JOB :: Count every line that holds the string "BALÓN", then give that number alone.

Stored data entries:
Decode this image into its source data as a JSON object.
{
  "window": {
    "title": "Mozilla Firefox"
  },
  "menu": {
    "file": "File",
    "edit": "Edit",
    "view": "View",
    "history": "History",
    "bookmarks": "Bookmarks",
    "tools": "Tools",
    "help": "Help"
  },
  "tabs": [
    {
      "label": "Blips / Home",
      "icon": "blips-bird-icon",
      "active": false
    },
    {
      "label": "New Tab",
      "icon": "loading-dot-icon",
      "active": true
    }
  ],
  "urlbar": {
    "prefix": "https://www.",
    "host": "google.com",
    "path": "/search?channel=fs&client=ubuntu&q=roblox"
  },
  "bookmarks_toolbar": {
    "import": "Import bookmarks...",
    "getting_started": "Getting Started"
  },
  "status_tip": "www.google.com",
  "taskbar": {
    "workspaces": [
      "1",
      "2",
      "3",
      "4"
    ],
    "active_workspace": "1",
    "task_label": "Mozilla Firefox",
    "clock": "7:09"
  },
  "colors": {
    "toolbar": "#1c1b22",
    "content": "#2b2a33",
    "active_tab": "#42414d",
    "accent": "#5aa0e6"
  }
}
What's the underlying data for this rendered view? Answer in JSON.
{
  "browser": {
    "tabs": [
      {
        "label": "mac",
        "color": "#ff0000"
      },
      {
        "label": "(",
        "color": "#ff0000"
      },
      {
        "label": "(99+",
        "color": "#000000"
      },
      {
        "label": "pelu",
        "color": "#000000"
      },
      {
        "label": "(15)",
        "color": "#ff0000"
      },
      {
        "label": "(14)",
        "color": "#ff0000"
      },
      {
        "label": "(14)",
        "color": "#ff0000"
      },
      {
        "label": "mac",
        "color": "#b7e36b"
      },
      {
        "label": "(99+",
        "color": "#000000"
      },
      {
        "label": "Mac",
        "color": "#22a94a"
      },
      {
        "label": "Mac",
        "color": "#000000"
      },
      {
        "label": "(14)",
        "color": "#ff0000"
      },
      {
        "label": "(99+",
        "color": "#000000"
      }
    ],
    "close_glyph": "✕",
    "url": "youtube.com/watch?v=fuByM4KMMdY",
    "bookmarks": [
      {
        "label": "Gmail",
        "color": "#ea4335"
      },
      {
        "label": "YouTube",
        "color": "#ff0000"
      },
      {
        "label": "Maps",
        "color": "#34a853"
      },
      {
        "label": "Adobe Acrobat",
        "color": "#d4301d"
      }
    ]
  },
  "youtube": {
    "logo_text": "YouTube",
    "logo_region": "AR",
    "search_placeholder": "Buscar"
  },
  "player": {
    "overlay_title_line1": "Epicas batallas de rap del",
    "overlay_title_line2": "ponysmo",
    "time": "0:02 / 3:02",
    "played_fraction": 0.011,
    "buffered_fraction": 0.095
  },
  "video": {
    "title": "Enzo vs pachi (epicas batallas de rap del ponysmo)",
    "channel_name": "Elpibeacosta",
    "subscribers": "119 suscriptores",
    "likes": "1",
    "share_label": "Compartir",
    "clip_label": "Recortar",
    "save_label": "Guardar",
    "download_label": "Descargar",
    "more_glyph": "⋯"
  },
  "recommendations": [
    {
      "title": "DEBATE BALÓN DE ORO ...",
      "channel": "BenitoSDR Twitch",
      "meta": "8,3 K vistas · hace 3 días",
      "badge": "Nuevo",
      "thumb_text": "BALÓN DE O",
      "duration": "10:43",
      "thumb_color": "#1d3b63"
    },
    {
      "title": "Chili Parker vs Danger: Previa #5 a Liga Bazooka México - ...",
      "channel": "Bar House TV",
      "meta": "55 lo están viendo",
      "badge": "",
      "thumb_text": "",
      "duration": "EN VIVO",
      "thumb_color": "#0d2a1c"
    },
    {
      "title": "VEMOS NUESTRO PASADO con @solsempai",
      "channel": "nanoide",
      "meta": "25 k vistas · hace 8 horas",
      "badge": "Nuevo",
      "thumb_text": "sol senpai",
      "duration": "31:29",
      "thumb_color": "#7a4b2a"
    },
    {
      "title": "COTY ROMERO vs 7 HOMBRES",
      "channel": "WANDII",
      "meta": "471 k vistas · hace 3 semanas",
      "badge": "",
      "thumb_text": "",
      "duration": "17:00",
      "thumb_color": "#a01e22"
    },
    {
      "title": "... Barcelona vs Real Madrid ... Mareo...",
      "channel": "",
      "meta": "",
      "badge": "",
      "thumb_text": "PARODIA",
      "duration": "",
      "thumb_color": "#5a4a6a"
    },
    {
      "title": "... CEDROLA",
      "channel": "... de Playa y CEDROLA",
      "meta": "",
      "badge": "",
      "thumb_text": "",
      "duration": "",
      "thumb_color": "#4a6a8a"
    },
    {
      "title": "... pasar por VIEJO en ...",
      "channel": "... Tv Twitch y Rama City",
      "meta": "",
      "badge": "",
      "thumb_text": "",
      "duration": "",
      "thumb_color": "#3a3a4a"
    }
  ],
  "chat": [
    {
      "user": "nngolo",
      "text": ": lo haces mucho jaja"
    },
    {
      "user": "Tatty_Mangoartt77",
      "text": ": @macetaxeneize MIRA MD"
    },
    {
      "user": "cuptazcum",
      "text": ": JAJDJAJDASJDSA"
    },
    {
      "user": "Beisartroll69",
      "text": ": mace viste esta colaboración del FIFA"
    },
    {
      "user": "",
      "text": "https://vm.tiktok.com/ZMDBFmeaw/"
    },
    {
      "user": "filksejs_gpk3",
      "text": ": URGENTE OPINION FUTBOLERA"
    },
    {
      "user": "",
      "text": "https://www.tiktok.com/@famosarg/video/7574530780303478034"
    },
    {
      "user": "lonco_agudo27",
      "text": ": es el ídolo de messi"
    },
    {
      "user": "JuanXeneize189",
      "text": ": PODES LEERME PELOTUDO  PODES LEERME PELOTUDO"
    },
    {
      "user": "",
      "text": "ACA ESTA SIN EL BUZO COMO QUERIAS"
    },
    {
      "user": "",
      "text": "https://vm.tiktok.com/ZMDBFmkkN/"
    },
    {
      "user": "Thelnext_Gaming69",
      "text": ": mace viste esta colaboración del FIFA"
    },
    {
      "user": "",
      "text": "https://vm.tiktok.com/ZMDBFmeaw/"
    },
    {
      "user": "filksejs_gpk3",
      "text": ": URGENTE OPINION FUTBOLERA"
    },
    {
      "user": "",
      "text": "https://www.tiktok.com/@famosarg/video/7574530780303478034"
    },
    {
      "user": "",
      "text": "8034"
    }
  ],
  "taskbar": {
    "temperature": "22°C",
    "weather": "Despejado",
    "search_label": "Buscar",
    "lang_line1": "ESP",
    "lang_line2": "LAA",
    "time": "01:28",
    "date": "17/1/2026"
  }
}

COMPLETE ANSWER :: 2